(Items from a data source)
---*---
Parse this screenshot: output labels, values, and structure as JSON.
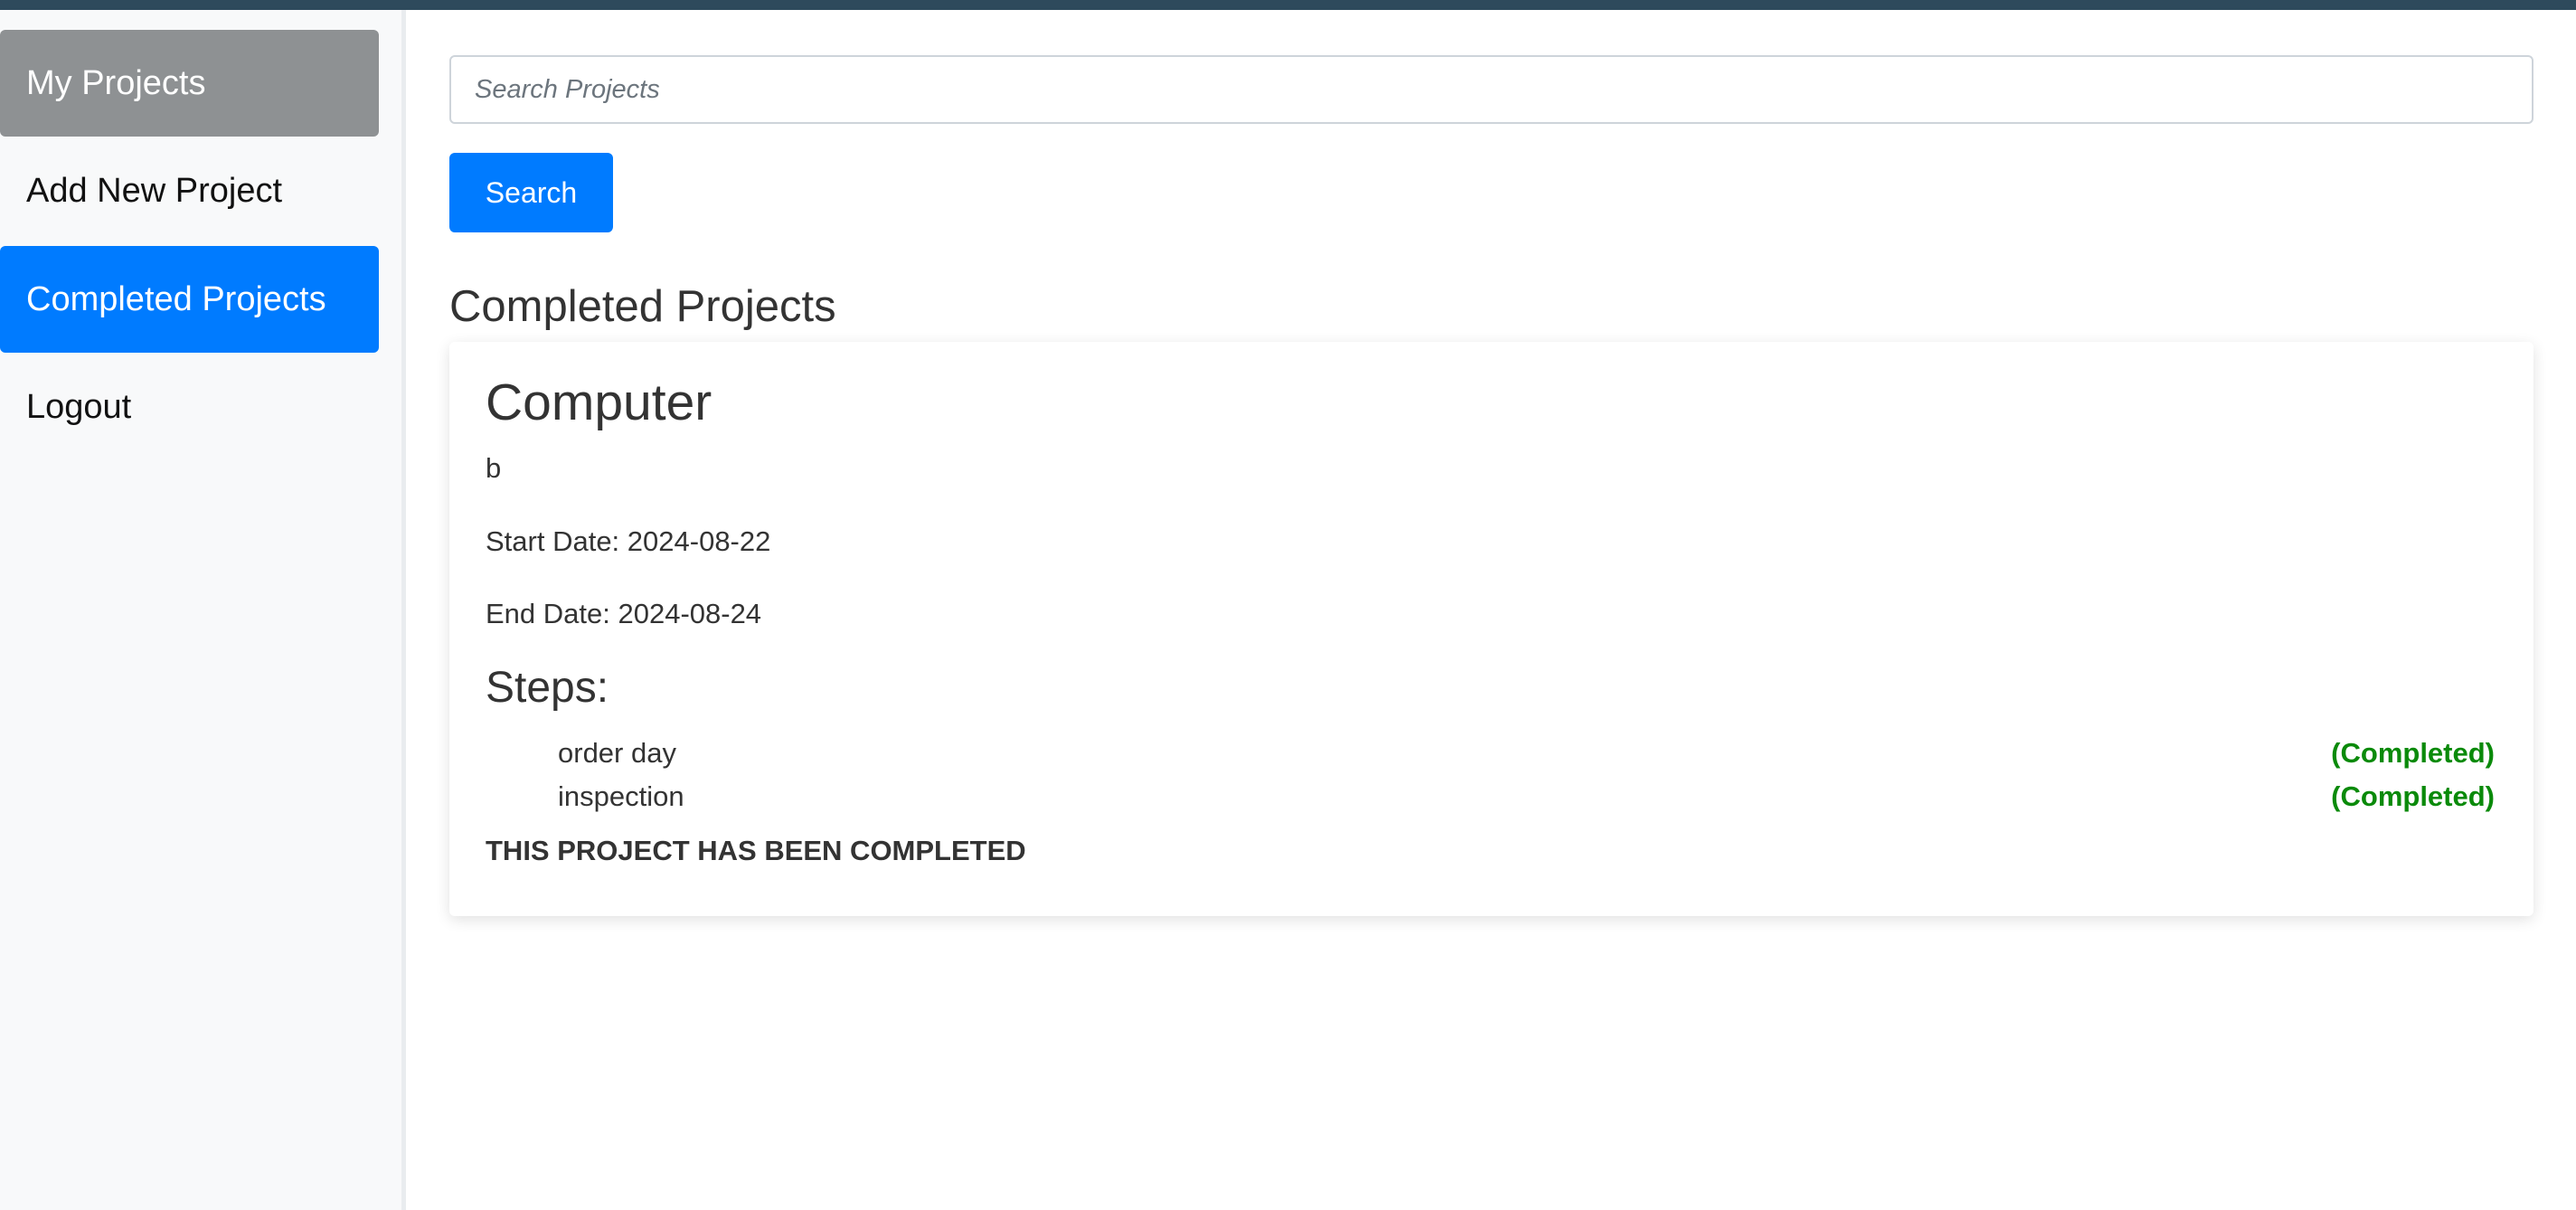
{
  "sidebar": {
    "items": [
      {
        "label": "My Projects"
      },
      {
        "label": "Add New Project"
      },
      {
        "label": "Completed Projects"
      },
      {
        "label": "Logout"
      }
    ]
  },
  "search": {
    "placeholder": "Search Projects",
    "button_label": "Search"
  },
  "main": {
    "section_title": "Completed Projects"
  },
  "project": {
    "name": "Computer",
    "description": "b",
    "start_date": "Start Date: 2024-08-22",
    "end_date": "End Date: 2024-08-24",
    "steps_heading": "Steps:",
    "steps": [
      {
        "name": "order day",
        "status": "(Completed)"
      },
      {
        "name": "inspection",
        "status": "(Completed)"
      }
    ],
    "completed_message": "THIS PROJECT HAS BEEN COMPLETED"
  },
  "colors": {
    "accent": "#007bff",
    "active_gray": "#8e9193",
    "topbar": "#2e4a5c",
    "completed_green": "#0a8a0a"
  }
}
---*---
(REQUIRED TASK): Report the number of lines in the listing where the string "Date" appears, and nothing besides.

(RESULT OF THE EXERCISE): 2